Retype the listing that follows, word for word.

** Begin Material provided **

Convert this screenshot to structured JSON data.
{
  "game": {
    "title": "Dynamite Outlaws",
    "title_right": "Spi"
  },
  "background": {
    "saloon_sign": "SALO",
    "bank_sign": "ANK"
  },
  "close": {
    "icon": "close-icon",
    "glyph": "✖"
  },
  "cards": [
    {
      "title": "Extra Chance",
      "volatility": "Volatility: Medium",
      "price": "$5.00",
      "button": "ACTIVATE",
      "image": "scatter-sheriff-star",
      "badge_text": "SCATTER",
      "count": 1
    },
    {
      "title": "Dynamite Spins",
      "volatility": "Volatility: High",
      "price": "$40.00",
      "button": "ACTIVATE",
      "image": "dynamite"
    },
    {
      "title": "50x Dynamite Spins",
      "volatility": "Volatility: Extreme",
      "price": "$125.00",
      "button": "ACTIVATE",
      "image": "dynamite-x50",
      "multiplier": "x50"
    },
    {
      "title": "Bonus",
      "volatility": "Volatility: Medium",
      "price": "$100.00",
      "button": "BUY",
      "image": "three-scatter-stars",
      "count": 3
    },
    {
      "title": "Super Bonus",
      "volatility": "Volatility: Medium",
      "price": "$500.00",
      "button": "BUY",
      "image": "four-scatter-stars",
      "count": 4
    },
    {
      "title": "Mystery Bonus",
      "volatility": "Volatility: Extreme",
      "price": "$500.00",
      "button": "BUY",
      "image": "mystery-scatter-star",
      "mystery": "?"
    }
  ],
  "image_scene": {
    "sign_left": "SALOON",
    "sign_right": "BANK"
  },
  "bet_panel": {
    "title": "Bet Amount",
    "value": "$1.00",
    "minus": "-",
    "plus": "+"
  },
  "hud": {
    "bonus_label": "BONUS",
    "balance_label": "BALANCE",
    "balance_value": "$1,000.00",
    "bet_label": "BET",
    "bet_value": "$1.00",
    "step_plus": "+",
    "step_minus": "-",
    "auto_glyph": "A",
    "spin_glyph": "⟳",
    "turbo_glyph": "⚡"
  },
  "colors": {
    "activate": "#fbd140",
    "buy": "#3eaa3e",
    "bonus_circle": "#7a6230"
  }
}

** End Material provided **

* _The response_:
Convert this screenshot to structured JSON data.
{
  "game": {
    "title": "Dynamite Outlaws",
    "title_right": "Spi"
  },
  "background": {
    "saloon_sign": "SALO",
    "bank_sign": "ANK"
  },
  "close": {
    "icon": "close-icon",
    "glyph": "✖"
  },
  "cards": [
    {
      "title": "Extra Chance",
      "volatility": "Volatility: Medium",
      "price": "$5.00",
      "button": "ACTIVATE",
      "image": "scatter-sheriff-star",
      "badge_text": "SCATTER",
      "count": 1
    },
    {
      "title": "Dynamite Spins",
      "volatility": "Volatility: High",
      "price": "$40.00",
      "button": "ACTIVATE",
      "image": "dynamite"
    },
    {
      "title": "50x Dynamite Spins",
      "volatility": "Volatility: Extreme",
      "price": "$125.00",
      "button": "ACTIVATE",
      "image": "dynamite-x50",
      "multiplier": "x50"
    },
    {
      "title": "Bonus",
      "volatility": "Volatility: Medium",
      "price": "$100.00",
      "button": "BUY",
      "image": "three-scatter-stars",
      "count": 3
    },
    {
      "title": "Super Bonus",
      "volatility": "Volatility: Medium",
      "price": "$500.00",
      "button": "BUY",
      "image": "four-scatter-stars",
      "count": 4
    },
    {
      "title": "Mystery Bonus",
      "volatility": "Volatility: Extreme",
      "price": "$500.00",
      "button": "BUY",
      "image": "mystery-scatter-star",
      "mystery": "?"
    }
  ],
  "image_scene": {
    "sign_left": "SALOON",
    "sign_right": "BANK"
  },
  "bet_panel": {
    "title": "Bet Amount",
    "value": "$1.00",
    "minus": "-",
    "plus": "+"
  },
  "hud": {
    "bonus_label": "BONUS",
    "balance_label": "BALANCE",
    "balance_value": "$1,000.00",
    "bet_label": "BET",
    "bet_value": "$1.00",
    "step_plus": "+",
    "step_minus": "-",
    "auto_glyph": "A",
    "spin_glyph": "⟳",
    "turbo_glyph": "⚡"
  },
  "colors": {
    "activate": "#fbd140",
    "buy": "#3eaa3e",
    "bonus_circle": "#7a6230"
  }
}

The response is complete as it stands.